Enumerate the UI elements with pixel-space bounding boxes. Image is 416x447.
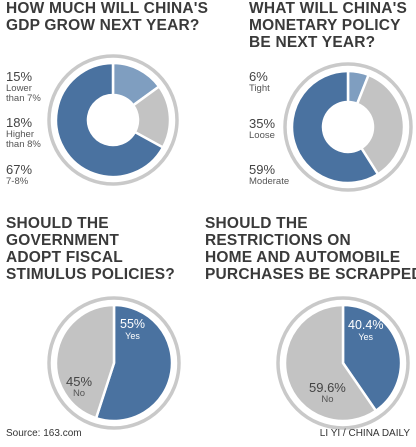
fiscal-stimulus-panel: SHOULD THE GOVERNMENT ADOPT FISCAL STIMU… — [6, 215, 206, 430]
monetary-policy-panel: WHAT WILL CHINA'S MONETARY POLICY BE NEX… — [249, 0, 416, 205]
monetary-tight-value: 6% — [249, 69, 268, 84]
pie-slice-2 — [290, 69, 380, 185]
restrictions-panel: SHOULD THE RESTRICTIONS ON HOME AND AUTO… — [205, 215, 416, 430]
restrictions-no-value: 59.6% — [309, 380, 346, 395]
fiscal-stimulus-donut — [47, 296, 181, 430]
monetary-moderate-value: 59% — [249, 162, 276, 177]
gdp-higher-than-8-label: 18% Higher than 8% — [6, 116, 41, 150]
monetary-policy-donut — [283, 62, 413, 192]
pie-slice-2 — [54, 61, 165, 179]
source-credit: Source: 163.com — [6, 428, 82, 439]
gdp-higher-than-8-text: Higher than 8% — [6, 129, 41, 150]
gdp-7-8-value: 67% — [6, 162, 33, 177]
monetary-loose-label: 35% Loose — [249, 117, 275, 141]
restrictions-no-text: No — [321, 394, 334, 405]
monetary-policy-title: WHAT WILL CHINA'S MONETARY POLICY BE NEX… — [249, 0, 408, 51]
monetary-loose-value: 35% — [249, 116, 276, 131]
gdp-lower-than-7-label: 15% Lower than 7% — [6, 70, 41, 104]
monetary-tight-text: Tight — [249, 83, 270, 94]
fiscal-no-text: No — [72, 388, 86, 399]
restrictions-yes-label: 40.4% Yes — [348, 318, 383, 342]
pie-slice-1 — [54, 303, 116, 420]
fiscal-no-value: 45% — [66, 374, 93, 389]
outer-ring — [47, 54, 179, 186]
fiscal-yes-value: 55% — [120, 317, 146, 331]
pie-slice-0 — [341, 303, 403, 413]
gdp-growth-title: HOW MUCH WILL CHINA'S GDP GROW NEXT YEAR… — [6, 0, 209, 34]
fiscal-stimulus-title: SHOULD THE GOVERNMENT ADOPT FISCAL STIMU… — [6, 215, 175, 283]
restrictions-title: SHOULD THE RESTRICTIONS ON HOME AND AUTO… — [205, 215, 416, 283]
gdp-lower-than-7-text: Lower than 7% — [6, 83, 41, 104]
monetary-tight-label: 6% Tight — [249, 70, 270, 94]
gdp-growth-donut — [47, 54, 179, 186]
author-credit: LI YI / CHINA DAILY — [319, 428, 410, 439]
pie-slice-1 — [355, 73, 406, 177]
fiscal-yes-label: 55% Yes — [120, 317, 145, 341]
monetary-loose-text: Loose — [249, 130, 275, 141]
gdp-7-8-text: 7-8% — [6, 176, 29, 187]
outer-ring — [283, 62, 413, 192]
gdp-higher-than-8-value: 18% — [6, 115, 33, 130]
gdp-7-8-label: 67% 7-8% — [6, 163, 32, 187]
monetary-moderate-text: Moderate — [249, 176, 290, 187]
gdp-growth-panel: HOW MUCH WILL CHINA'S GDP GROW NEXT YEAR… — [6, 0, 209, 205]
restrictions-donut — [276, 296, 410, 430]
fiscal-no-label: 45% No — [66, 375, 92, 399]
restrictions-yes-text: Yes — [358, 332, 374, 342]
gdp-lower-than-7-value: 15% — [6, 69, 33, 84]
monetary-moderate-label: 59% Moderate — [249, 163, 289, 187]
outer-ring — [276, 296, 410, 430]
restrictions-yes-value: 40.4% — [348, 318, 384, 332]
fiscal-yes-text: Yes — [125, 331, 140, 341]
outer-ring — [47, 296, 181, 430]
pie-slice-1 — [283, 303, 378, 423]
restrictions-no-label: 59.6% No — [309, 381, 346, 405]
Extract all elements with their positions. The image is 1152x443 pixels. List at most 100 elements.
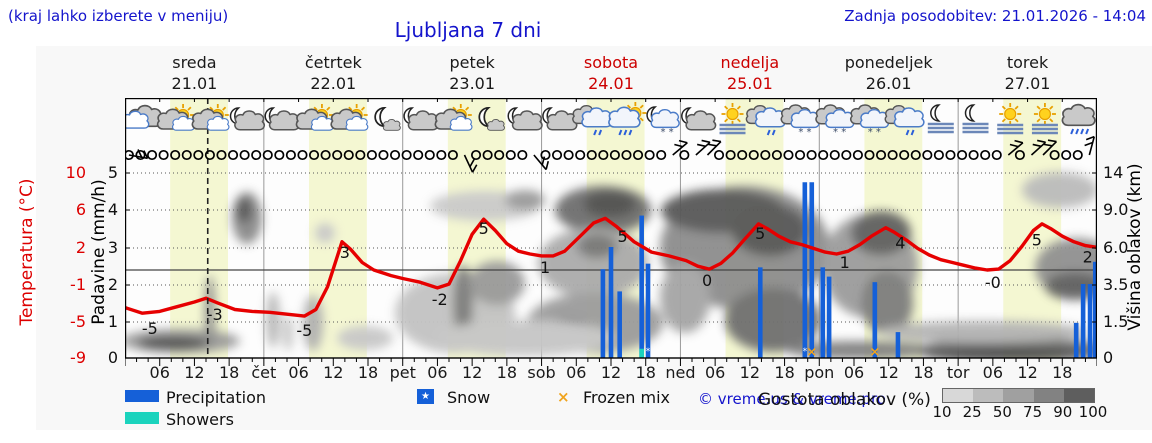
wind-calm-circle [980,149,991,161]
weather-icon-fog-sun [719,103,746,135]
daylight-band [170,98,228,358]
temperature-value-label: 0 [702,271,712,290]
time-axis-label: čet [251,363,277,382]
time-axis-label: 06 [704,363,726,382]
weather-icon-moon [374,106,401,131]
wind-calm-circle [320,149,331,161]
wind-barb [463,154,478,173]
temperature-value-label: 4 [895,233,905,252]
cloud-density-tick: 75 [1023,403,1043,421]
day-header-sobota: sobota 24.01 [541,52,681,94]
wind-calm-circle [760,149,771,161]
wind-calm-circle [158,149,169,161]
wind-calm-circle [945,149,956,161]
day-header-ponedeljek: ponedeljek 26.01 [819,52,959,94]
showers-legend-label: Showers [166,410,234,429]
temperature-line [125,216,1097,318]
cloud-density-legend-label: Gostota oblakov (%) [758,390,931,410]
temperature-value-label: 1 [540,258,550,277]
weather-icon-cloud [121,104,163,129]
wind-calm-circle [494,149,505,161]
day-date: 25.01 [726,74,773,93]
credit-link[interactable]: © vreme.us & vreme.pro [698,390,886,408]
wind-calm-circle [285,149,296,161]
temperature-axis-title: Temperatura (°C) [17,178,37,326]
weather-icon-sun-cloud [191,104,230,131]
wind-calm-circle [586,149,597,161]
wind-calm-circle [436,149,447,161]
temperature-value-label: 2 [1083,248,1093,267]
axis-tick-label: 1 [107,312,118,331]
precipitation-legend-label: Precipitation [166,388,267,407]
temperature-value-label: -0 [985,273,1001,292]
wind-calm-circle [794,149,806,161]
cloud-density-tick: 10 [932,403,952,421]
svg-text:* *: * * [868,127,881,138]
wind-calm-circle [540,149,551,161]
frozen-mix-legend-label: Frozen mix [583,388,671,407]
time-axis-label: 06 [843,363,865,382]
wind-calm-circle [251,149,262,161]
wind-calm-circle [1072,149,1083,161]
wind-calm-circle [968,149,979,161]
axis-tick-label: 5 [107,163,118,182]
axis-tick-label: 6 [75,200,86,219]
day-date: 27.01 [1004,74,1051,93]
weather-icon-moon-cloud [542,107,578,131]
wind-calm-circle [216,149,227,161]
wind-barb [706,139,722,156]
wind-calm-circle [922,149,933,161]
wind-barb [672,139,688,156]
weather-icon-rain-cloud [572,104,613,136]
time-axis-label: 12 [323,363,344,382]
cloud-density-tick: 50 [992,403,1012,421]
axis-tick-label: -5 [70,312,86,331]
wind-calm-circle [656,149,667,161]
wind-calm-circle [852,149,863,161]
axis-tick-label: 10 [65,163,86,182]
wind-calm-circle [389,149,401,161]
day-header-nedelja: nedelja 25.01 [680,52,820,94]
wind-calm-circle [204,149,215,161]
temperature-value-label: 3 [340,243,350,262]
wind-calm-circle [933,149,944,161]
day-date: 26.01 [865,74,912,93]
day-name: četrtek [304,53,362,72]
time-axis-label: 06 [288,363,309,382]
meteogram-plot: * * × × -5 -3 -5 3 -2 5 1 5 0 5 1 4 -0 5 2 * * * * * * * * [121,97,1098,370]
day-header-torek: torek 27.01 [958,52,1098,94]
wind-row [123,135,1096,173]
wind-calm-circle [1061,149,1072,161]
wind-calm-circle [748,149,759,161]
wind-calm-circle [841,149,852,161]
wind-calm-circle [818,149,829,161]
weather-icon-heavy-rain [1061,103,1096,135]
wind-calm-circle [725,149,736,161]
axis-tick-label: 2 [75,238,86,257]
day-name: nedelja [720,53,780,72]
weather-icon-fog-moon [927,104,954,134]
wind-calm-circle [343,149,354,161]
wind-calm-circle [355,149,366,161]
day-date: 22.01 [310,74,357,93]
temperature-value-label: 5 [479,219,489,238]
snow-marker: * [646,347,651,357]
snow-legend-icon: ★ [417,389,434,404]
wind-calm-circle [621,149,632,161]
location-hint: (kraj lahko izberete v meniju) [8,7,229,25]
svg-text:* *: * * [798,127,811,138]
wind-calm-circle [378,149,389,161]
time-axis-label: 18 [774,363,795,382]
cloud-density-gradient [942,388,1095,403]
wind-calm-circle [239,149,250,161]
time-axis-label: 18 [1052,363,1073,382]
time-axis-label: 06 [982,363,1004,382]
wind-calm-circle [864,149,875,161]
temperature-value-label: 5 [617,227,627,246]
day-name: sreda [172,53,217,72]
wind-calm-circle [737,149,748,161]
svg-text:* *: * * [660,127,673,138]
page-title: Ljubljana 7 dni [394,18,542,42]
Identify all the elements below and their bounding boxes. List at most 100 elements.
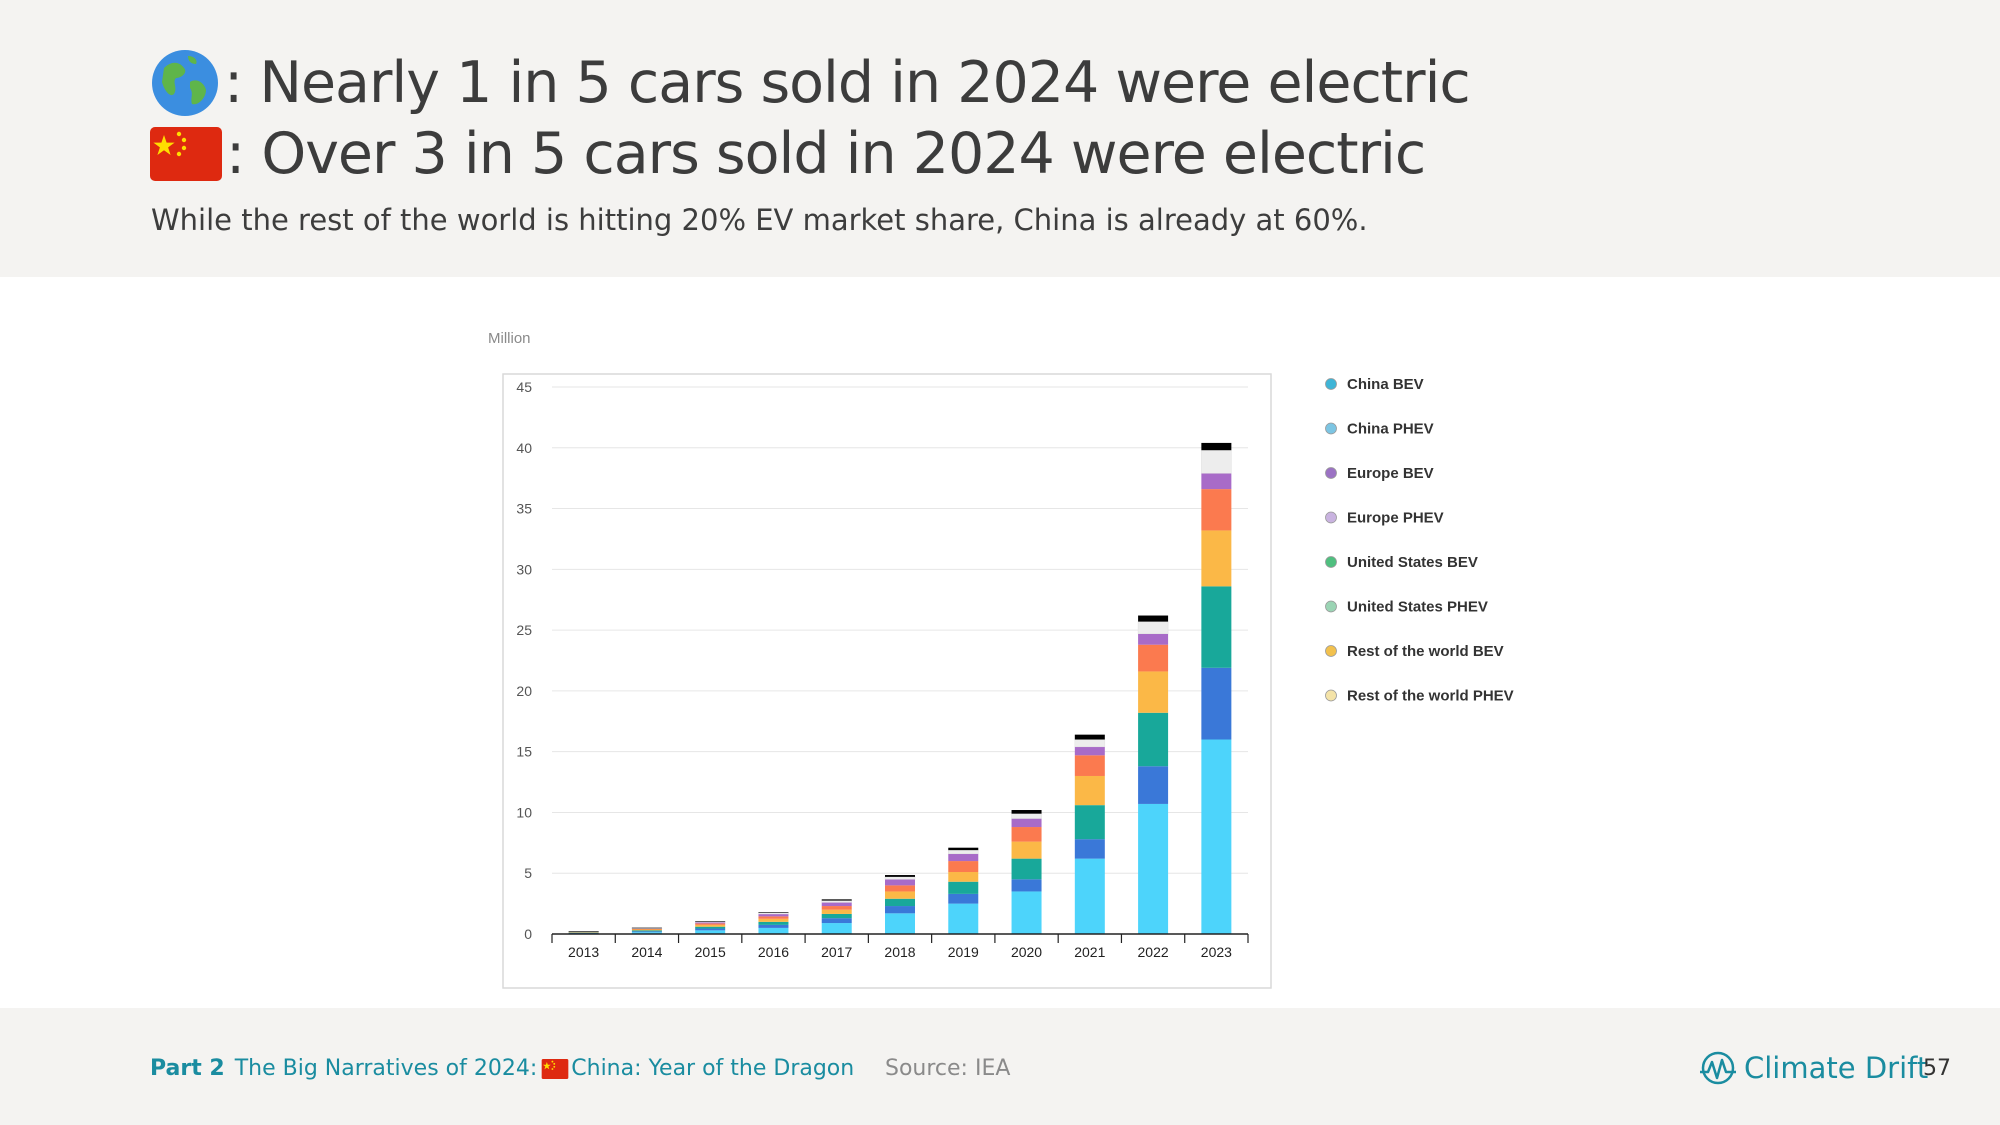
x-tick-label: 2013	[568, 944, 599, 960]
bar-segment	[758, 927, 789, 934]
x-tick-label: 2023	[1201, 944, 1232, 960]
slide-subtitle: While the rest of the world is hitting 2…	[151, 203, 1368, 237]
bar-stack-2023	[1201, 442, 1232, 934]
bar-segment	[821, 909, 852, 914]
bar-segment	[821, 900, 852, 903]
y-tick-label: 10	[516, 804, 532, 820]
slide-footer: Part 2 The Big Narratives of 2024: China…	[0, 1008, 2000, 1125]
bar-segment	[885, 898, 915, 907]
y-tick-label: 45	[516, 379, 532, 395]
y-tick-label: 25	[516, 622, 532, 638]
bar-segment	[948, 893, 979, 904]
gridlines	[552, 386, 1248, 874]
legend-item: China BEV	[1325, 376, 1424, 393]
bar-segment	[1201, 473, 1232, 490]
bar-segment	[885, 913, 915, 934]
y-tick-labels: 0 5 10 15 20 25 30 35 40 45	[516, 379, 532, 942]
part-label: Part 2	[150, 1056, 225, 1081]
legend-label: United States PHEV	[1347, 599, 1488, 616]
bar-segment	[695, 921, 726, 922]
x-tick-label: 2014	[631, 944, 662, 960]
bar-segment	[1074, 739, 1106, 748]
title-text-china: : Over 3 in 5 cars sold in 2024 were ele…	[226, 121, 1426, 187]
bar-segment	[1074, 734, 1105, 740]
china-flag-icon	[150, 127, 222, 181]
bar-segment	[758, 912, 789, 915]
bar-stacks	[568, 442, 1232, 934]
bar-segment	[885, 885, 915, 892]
──────────────────────────────
Lay out the data from the line with "wind-calm-circle [980,149,991,161]" to the line with "day-header-ponedeljek: ponedeljek 26.01", both included, as a numbered list, skipping any blank lines.

1. wind-calm-circle [980,149,991,161]
2. weather-icon-fog-sun [719,103,746,135]
3. daylight-band [170,98,228,358]
4. temperature-value-label: 0 [702,271,712,290]
5. time-axis-label: čet [251,363,277,382]
6. time-axis-label: 06 [704,363,726,382]
7. weather-icon-moon [374,106,401,131]
8. wind-calm-circle [320,149,331,161]
9. wind-barb [463,154,478,173]
10. temperature-value-label: 4 [895,233,905,252]
11. cloud-density-tick: 75 [1023,403,1043,421]
12. day-header-sobota: sobota 24.01 [541,52,681,94]
13. wind-calm-circle [760,149,771,161]
14. wind-calm-circle [158,149,169,161]
15. wind-calm-circle [945,149,956,161]
16. day-header-ponedeljek: ponedeljek 26.01 [819,52,959,94]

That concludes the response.